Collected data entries
# # # # #
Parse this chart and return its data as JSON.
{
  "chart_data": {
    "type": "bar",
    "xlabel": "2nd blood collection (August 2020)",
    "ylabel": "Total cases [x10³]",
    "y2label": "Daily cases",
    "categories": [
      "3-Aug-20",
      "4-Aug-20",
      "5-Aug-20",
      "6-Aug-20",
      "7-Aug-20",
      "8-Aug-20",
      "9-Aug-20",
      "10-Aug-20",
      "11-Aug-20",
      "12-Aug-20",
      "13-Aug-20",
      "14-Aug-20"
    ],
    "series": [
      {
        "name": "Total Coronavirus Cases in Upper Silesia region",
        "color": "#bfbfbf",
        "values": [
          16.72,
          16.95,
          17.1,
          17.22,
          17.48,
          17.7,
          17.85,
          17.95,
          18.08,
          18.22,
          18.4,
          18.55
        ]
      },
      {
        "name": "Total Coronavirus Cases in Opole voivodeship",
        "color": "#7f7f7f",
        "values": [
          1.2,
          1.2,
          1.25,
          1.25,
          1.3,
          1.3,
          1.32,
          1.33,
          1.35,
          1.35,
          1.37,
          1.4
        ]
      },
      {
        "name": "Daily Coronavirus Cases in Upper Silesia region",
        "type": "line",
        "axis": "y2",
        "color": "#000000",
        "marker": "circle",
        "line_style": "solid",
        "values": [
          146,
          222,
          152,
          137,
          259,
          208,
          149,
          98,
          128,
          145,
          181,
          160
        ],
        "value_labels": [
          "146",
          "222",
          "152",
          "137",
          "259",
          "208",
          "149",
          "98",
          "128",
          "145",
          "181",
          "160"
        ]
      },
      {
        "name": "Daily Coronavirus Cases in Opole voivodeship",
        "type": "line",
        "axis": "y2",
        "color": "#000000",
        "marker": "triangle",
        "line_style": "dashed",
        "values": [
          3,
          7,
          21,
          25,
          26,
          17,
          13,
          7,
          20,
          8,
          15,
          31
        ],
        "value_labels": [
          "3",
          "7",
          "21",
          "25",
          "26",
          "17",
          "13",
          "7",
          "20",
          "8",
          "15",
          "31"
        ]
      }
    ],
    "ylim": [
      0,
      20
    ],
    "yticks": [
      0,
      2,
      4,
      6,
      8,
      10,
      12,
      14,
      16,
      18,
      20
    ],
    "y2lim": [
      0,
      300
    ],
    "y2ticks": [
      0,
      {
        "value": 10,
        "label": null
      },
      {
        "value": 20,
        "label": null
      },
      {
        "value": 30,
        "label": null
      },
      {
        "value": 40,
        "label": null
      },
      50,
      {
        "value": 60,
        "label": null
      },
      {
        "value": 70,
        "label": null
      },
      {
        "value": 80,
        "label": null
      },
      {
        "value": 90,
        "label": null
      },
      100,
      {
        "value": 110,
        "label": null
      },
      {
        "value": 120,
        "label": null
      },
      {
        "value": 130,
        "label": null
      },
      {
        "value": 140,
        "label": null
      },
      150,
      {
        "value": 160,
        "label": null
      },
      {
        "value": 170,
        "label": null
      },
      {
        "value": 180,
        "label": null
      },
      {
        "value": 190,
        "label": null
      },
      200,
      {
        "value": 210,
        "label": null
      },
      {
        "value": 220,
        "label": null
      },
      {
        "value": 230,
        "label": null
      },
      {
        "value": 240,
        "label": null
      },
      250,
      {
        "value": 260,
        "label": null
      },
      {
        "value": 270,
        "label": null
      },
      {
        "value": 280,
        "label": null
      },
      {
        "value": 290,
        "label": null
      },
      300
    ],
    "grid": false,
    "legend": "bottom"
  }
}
# # # # #
__GOAL OF THE EXERCISE__: Reply with one number, the count of lines in the entries that hold the string "name".

__RESPONSE__: 4